Your goal
Reproduce every line of the data below word for word.

Supplied records
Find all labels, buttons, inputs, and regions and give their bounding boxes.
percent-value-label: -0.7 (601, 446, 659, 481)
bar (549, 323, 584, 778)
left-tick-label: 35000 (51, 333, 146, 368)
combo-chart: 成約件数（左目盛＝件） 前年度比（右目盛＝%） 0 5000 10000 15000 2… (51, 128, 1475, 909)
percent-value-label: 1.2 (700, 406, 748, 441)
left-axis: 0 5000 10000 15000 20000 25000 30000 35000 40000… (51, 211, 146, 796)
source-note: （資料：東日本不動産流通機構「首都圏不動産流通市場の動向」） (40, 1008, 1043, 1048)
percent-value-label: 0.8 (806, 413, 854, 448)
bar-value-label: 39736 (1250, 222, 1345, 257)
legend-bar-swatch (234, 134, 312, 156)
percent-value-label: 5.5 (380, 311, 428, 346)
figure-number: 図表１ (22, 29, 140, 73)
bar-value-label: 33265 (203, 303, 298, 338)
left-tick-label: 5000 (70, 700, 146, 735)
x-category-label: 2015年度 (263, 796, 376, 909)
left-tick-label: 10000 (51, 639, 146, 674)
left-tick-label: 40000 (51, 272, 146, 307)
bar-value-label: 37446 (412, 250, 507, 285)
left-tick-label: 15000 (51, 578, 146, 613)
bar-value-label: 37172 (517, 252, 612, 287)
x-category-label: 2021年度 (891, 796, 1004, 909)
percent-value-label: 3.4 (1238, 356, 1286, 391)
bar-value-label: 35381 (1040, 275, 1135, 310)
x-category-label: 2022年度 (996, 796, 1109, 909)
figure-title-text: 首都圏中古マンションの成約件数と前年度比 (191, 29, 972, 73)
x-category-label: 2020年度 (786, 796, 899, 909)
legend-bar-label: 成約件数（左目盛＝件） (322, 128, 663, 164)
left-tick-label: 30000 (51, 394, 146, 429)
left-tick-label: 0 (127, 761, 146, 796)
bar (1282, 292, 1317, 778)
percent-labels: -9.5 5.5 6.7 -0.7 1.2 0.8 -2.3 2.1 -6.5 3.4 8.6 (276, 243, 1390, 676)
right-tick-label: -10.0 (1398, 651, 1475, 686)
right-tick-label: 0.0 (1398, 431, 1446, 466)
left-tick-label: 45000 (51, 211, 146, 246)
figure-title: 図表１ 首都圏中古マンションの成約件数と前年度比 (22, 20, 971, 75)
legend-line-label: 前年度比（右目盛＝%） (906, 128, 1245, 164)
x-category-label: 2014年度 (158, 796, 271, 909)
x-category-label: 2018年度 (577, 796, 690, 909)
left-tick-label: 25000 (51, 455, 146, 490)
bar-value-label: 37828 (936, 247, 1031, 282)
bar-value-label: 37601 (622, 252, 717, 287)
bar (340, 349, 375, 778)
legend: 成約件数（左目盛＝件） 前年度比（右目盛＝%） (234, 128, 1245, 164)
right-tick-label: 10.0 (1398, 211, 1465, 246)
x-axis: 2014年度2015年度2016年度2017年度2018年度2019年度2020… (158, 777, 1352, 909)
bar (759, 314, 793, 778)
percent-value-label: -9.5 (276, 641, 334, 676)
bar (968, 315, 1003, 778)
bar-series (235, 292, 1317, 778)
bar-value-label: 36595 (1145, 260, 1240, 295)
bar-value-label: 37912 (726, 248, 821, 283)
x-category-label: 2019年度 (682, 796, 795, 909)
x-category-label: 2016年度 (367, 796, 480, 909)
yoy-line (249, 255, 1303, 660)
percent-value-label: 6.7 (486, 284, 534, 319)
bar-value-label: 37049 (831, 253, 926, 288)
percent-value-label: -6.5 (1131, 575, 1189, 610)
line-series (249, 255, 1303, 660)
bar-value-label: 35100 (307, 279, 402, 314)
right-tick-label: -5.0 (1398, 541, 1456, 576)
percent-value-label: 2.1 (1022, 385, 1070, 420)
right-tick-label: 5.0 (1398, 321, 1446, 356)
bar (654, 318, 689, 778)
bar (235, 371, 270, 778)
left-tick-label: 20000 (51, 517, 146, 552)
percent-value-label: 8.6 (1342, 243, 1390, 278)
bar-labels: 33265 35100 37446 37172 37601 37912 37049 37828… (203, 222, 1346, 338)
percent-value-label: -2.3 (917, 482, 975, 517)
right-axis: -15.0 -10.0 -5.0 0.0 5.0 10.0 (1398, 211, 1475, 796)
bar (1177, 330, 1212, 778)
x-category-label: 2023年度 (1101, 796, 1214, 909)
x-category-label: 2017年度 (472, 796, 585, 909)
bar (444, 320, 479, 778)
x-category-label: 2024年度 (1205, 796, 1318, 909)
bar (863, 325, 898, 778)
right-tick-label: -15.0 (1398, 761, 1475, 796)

Solution to this task
Find all labels, buttons, inputs, and regions and give their bounding boxes.
percent-value-label: -0.7 (601, 446, 659, 481)
bar (549, 323, 584, 778)
left-tick-label: 35000 (51, 333, 146, 368)
combo-chart: 成約件数（左目盛＝件） 前年度比（右目盛＝%） 0 5000 10000 15000 2… (51, 128, 1475, 909)
percent-value-label: 1.2 (700, 406, 748, 441)
left-axis: 0 5000 10000 15000 20000 25000 30000 35000 40000… (51, 211, 146, 796)
source-note: （資料：東日本不動産流通機構「首都圏不動産流通市場の動向」） (40, 1008, 1043, 1048)
percent-value-label: 0.8 (806, 413, 854, 448)
bar-value-label: 39736 (1250, 222, 1345, 257)
legend-bar-swatch (234, 134, 312, 156)
percent-value-label: 5.5 (380, 311, 428, 346)
figure-number: 図表１ (22, 29, 140, 73)
bar-value-label: 33265 (203, 303, 298, 338)
left-tick-label: 5000 (70, 700, 146, 735)
x-category-label: 2015年度 (263, 796, 376, 909)
left-tick-label: 10000 (51, 639, 146, 674)
left-tick-label: 40000 (51, 272, 146, 307)
bar-value-label: 37446 (412, 250, 507, 285)
left-tick-label: 15000 (51, 578, 146, 613)
bar-value-label: 37172 (517, 252, 612, 287)
x-category-label: 2021年度 (891, 796, 1004, 909)
percent-value-label: 3.4 (1238, 356, 1286, 391)
bar-value-label: 35381 (1040, 275, 1135, 310)
x-category-label: 2022年度 (996, 796, 1109, 909)
figure-title-text: 首都圏中古マンションの成約件数と前年度比 (191, 29, 972, 73)
x-category-label: 2020年度 (786, 796, 899, 909)
legend-bar-label: 成約件数（左目盛＝件） (322, 128, 663, 164)
left-tick-label: 30000 (51, 394, 146, 429)
left-tick-label: 0 (127, 761, 146, 796)
bar (1282, 292, 1317, 778)
percent-labels: -9.5 5.5 6.7 -0.7 1.2 0.8 -2.3 2.1 -6.5 3.4 8.6 (276, 243, 1390, 676)
right-tick-label: -10.0 (1398, 651, 1475, 686)
right-tick-label: 0.0 (1398, 431, 1446, 466)
left-tick-label: 45000 (51, 211, 146, 246)
figure-title: 図表１ 首都圏中古マンションの成約件数と前年度比 (22, 20, 971, 75)
legend-line-label: 前年度比（右目盛＝%） (906, 128, 1245, 164)
x-category-label: 2014年度 (158, 796, 271, 909)
x-category-label: 2018年度 (577, 796, 690, 909)
left-tick-label: 25000 (51, 455, 146, 490)
bar-value-label: 37828 (936, 247, 1031, 282)
bar-value-label: 37601 (622, 252, 717, 287)
bar (340, 349, 375, 778)
legend: 成約件数（左目盛＝件） 前年度比（右目盛＝%） (234, 128, 1245, 164)
right-tick-label: 10.0 (1398, 211, 1465, 246)
x-axis: 2014年度2015年度2016年度2017年度2018年度2019年度2020… (158, 777, 1352, 909)
bar (759, 314, 793, 778)
percent-value-label: -9.5 (276, 641, 334, 676)
bar (968, 315, 1003, 778)
bar-series (235, 292, 1317, 778)
bar-value-label: 36595 (1145, 260, 1240, 295)
bar-value-label: 37912 (726, 248, 821, 283)
x-category-label: 2019年度 (682, 796, 795, 909)
x-category-label: 2016年度 (367, 796, 480, 909)
yoy-line (249, 255, 1303, 660)
percent-value-label: 6.7 (486, 284, 534, 319)
bar-value-label: 37049 (831, 253, 926, 288)
percent-value-label: -6.5 (1131, 575, 1189, 610)
line-series (249, 255, 1303, 660)
bar-value-label: 35100 (307, 279, 402, 314)
right-tick-label: -5.0 (1398, 541, 1456, 576)
percent-value-label: 2.1 (1022, 385, 1070, 420)
right-tick-label: 5.0 (1398, 321, 1446, 356)
bar (654, 318, 689, 778)
bar (235, 371, 270, 778)
left-tick-label: 20000 (51, 517, 146, 552)
percent-value-label: 8.6 (1342, 243, 1390, 278)
bar-labels: 33265 35100 37446 37172 37601 37912 37049 37828… (203, 222, 1346, 338)
percent-value-label: -2.3 (917, 482, 975, 517)
right-axis: -15.0 -10.0 -5.0 0.0 5.0 10.0 (1398, 211, 1475, 796)
bar (1177, 330, 1212, 778)
x-category-label: 2023年度 (1101, 796, 1214, 909)
x-category-label: 2017年度 (472, 796, 585, 909)
bar (444, 320, 479, 778)
x-category-label: 2024年度 (1205, 796, 1318, 909)
bar (863, 325, 898, 778)
right-tick-label: -15.0 (1398, 761, 1475, 796)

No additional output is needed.